- Parts of the exercise
1 – Revise the character-frequency text starting at "The files used: '/usr/share/dict/american-english'" and ending at "L=cython.Py_ssize_t[0x10000])", with "american-english" changed to "british-english".
2 – Write the next part of the character-frequency text, following on from its final line.

- Excerpted text

------------------------------------

Python – Is a dictionary slow to find frequency of each character?

Question

Performance comparison

Note: time in the table doesn’t include the time it takes to load files.

| approach       | american-english, |      big.txt, | time w.r.t. defaultdict |
|                |     time, seconds | time, seconds |                         |
|----------------+-------------------+---------------+-------------------------|
| Counter        |             0.451 |         3.367 |                     3.6 |
| setdefault     |             0.348 |         2.320 |                     2.5 |
| list           |             0.277 |         1.822 |                       2 |
| try/except     |             0.158 |         1.068 |                     1.2 |
| defaultdict    |             0.141 |         0.925 |                       1 |
| numpy          |             0.012 |         0.076 |                   0.082 |
| S.Mark's ext.  |             0.003 |         0.019 |                   0.021 |
| ext. in Cython |             0.001 |         0.008 |                  0.0086 |
#+TBLFM: $4=$3/@7$3;%.2g

The files used: '/usr/share/dict/american-english' and 'big.txt'.

The script that compares ‘Counter’, ‘setdefault’, ‘list’, ‘try/except’, ‘defaultdict’, ‘numpy’, ‘cython’ -based, and @S.Mark’s solutions is at http://gist.github.com/347000

The fastest solution is Python extension written in Cython:

import cython

@cython.locals(
    chars=unicode,
    i=cython.Py_ssize_t,
    L=cython.Py_ssize_t[0x10000])
def countchars_cython(chars):
    for i in range(0x10000): # unicode code points > 0xffff are not supported
        L[i] = 0

    for c in chars:
        L[c] += 1

    return {unichr(i): L[i] for i in range(0x10000) if L[i]}

Previous comparison:

* python (dict) : 0.5  seconds
* python (list) : 0.5  (ascii) (0.2 if read whole file in memory)

------------------------------------

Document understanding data
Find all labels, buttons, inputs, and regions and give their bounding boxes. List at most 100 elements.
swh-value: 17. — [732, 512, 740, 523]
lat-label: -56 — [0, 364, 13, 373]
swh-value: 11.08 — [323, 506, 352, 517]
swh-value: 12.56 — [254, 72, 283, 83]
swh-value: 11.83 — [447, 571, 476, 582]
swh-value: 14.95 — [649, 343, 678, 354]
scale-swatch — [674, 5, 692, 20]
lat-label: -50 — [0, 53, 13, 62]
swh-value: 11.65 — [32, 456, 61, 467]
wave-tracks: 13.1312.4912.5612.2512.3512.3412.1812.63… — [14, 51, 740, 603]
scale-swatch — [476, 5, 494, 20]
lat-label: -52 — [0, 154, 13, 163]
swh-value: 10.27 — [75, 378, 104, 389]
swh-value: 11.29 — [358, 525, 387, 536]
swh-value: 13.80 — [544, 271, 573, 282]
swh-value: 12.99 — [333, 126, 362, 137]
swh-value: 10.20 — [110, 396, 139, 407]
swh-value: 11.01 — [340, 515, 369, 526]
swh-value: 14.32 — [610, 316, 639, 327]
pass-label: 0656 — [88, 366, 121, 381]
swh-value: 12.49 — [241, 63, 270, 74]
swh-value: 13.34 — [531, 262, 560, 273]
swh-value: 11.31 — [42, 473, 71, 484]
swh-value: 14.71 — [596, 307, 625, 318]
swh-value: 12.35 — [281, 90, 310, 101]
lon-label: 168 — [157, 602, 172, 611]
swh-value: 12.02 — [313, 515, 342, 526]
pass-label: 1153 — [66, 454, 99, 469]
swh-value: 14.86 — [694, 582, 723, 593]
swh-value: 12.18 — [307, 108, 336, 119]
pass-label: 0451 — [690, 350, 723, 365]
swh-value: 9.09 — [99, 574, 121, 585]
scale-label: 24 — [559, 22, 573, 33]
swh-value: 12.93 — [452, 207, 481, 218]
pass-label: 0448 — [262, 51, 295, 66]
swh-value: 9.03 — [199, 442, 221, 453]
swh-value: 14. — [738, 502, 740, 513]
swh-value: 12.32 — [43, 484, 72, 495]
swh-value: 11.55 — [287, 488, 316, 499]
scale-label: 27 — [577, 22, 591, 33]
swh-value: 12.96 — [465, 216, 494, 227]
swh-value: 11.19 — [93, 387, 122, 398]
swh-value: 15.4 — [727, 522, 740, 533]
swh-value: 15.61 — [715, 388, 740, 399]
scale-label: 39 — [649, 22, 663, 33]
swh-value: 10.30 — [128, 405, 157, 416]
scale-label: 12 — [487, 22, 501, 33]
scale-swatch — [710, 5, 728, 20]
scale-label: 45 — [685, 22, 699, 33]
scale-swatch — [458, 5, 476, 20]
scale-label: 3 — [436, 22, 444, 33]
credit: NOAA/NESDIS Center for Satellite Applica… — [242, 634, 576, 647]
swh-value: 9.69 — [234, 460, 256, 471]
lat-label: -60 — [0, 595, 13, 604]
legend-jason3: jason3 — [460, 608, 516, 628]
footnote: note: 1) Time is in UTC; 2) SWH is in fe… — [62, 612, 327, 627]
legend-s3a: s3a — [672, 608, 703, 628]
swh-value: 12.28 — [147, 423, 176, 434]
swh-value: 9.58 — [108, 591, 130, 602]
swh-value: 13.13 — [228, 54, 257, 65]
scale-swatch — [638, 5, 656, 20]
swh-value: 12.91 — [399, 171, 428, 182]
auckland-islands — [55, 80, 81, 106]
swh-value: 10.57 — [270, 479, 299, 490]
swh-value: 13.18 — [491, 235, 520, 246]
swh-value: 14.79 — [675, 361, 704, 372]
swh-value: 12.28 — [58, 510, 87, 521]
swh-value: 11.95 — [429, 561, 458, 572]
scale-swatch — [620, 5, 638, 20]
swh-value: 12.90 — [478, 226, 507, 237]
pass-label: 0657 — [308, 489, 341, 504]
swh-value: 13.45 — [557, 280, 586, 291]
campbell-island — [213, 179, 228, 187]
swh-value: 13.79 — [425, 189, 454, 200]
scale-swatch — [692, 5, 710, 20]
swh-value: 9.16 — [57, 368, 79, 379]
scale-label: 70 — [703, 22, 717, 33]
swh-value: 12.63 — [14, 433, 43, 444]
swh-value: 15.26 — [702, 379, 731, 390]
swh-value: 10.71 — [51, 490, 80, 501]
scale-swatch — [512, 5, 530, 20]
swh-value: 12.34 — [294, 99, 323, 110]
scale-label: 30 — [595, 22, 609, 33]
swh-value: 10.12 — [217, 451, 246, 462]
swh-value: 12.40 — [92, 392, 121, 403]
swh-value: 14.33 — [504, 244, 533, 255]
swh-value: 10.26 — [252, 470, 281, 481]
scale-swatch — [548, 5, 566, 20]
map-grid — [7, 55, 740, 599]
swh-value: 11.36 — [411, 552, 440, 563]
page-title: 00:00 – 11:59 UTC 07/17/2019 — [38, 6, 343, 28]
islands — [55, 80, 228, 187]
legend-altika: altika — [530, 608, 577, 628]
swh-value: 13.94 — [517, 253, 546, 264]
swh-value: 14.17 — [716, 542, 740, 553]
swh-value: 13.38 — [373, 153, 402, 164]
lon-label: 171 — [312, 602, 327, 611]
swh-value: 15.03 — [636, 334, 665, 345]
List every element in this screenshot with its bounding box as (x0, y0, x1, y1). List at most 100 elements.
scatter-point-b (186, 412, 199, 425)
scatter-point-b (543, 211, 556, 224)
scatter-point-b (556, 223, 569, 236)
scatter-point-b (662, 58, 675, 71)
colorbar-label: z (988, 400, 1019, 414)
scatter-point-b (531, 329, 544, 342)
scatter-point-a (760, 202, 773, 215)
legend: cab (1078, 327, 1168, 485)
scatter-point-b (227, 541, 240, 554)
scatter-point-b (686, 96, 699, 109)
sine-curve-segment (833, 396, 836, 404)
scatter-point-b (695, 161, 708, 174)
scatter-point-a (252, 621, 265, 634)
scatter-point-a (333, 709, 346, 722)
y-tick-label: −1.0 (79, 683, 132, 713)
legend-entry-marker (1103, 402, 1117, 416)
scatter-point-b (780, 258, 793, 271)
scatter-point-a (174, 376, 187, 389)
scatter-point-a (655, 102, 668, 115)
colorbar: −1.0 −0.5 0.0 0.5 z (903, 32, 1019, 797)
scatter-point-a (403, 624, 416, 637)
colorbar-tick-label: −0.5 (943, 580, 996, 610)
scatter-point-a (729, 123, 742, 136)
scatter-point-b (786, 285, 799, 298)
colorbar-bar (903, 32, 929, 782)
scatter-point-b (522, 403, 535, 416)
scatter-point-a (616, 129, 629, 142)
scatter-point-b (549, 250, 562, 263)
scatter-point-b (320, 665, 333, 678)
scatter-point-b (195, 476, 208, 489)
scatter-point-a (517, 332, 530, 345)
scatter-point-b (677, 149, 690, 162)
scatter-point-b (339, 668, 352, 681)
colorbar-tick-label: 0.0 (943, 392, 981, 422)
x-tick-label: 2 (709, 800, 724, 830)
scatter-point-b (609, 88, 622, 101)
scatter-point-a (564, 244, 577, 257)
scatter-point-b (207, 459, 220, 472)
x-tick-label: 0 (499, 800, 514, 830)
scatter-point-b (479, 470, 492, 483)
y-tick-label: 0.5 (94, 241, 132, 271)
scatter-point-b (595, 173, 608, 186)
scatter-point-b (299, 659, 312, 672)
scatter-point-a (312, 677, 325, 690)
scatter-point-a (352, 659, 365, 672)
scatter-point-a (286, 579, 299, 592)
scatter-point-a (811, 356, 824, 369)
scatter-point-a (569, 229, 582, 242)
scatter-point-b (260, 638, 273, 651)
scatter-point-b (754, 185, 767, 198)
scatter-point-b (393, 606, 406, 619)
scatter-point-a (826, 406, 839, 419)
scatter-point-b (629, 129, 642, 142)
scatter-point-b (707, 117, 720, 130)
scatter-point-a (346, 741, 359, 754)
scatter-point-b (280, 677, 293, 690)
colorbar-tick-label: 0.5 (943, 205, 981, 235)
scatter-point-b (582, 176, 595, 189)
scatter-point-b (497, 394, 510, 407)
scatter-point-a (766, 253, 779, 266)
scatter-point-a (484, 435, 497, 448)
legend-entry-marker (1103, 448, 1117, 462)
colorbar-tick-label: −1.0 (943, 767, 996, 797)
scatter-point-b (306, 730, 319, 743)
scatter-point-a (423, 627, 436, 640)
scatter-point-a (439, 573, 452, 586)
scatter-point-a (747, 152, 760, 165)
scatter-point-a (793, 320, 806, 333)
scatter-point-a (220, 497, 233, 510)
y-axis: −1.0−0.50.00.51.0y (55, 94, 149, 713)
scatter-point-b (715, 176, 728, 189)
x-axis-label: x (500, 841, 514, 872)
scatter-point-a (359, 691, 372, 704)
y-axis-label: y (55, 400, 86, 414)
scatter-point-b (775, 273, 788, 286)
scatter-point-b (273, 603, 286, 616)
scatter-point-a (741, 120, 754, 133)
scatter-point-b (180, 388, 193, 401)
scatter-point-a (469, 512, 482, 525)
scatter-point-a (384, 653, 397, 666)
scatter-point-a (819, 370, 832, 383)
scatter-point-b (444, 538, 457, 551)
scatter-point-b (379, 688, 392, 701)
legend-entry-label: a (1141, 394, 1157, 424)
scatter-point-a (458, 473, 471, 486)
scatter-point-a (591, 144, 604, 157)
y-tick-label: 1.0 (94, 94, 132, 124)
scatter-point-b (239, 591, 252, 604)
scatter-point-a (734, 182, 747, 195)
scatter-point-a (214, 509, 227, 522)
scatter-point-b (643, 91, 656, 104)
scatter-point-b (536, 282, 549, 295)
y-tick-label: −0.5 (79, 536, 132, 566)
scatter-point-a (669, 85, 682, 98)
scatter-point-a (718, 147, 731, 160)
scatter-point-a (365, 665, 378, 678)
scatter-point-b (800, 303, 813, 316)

------------------------------------

- Set of answers
1 –
The files used: '/usr/share/dict/british-english' and 'big.txt'.

The script that compares ‘Counter’, ‘setdefault’, ‘list’, ‘try/except’, ‘defaultdict’, ‘numpy’, ‘cython’ -based, and @S.Mark’s solutions is at http://gist.github.com/347000

The fastest solution is Python extension written in Cython:

import cython

@cython.locals(
    chars=unicode,
    i=cython.Py_ssize_t,
    L=cython.Py_ssize_t[0x10000])

2 –
* perl          : 0.5
* python (numpy): 0.07 
* c++           : 0.05
* c             : 0.008 (ascii)

Input data:

$ tail /usr/share/dict/american-english
éclat's
élan
élan's
émigré
émigrés
épée
épées
étude
étude's
études

$ du -h /usr/share/dict/american-english
912K    /usr/share/dict/american-english

python (Counter): 0.5 seconds

#!/usr/bin/env python3.1
import collections, fileinput, textwrap

chars = (ch for word in fileinput.input() for ch in word.rstrip())
# faster (0.4s) but less flexible: chars = open(filename).read()
print(textwrap.fill(str(collections.Counter(chars)), width=79))

Run it:

$ time -p python3.1 count_char.py /usr/share/dict/american-english

Counter({'e': 87823, 's': 86620, 'i': 66548, 'a': 62778, 'n': 56696, 'r':
56286, 't': 51588, 'o': 48425, 'l': 39914, 'c': 30020, 'd': 28068, 'u': 25810,
"'": 24511, 'g': 22262, 'p': 20917, 'm': 20747, 'h': 18453, 'b': 14137, 'y':
12367, 'f': 10049, 'k': 7800, 'v': 7573, 'w': 6924, 'z': 3088, 'x': 2082, 'M':
1686, 'C': 1549, 'S': 1515, 'q': 1447, 'B': 1387, 'j': 1376, 'A': 1345, 'P':
974, 'L': 912, 'H': 860, 'T': 858, 'G': 811, 'D': 809, 'R': 749, 'K': 656, 'E':
618, 'J': 539, 'N': 531, 'W': 507, 'F': 502, 'O': 354, 'I': 344, 'V': 330, 'Z':
150, 'Y': 140, 'é': 128, 'U': 117, 'Q': 63, 'X': 42, 'è': 29, 'ö': 12, 'ü': 12,
'ó': 10, 'á': 10, 'ä': 7, 'ê': 6, 'â': 6, 'ñ': 6, 'ç': 4, 'å': 3, 'û': 3, 'í':
2, 'ô': 2, 'Å': 1})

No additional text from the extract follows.